Wherever the word "banks" appears in the entries, copy the whole line.

== SUPPLIED INFORMATION ==

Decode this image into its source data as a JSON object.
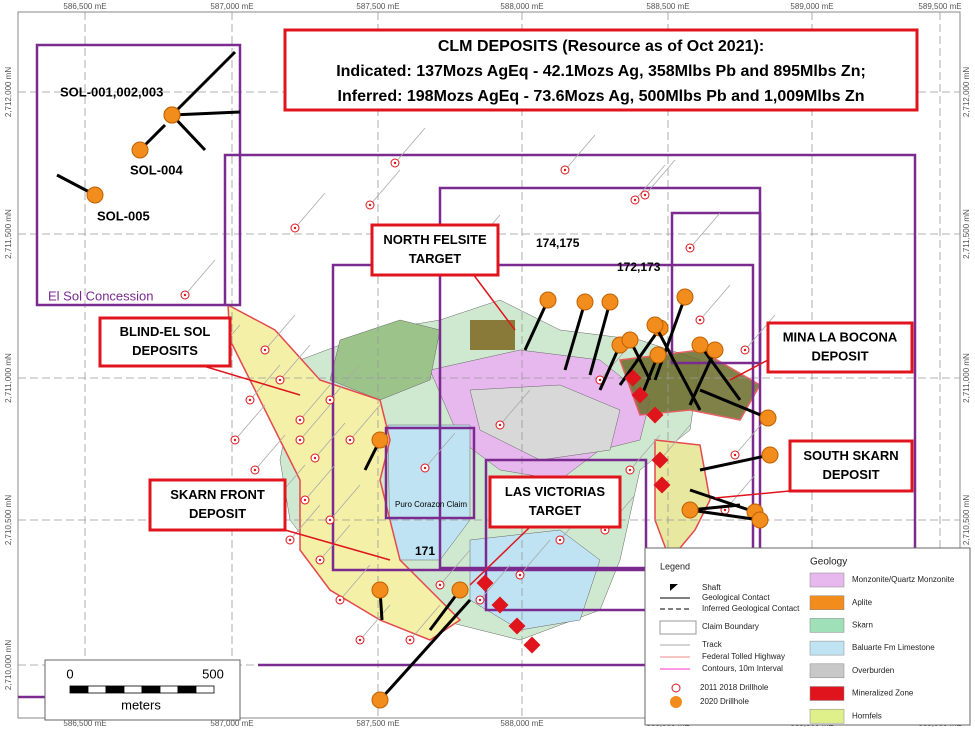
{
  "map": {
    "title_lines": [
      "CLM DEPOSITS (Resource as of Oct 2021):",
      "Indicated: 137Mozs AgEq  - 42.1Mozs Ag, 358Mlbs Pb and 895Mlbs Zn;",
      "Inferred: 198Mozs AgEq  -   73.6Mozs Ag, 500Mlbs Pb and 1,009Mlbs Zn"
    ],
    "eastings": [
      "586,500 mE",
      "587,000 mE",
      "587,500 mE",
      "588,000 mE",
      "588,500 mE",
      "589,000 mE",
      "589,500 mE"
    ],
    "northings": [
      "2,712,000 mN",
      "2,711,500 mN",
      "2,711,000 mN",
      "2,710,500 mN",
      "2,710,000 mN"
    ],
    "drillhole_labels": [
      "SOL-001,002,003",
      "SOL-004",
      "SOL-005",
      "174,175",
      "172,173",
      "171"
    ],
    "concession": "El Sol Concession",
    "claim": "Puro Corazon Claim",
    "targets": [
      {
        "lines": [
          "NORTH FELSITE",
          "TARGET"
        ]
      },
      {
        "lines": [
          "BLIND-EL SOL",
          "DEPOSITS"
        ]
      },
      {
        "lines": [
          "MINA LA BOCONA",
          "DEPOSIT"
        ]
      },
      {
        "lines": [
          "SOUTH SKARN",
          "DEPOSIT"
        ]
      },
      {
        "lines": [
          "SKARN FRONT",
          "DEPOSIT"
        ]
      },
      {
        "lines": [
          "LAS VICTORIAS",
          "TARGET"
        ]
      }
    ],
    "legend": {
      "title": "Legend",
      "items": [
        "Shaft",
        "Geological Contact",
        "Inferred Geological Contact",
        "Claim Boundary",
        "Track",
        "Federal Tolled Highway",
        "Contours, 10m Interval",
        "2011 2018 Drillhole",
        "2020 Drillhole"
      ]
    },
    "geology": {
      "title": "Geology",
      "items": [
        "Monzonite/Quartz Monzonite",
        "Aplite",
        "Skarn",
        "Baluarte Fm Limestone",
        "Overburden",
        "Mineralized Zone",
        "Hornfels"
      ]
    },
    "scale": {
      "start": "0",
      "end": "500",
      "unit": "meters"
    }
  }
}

===
== SUPPLIED INFORMATION ==

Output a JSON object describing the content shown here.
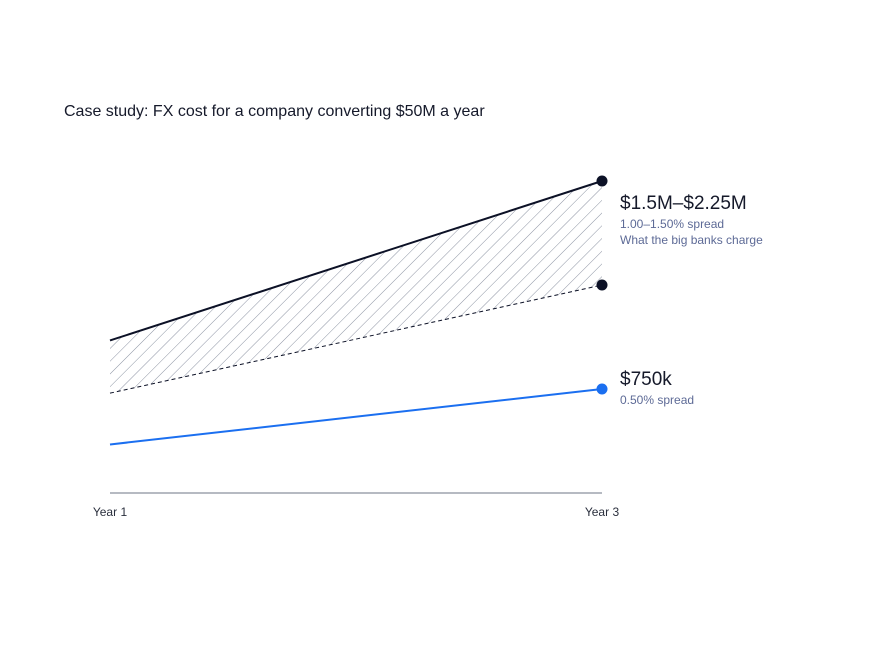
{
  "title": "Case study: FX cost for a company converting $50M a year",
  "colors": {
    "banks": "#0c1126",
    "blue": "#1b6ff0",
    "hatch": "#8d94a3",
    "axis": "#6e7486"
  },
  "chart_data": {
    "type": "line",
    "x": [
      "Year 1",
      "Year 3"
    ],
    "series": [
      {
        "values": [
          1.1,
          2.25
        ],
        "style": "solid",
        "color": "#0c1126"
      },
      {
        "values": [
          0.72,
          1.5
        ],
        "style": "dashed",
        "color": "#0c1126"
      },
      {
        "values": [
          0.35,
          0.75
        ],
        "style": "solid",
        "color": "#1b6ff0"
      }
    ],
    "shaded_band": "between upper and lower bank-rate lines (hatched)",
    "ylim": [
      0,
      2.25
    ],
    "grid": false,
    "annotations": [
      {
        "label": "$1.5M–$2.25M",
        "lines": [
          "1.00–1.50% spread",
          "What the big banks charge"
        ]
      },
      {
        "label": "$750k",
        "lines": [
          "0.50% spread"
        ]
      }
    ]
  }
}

===

- FINAL ANSWER:
    "banks": "#0c1126",
          "What the big banks charge"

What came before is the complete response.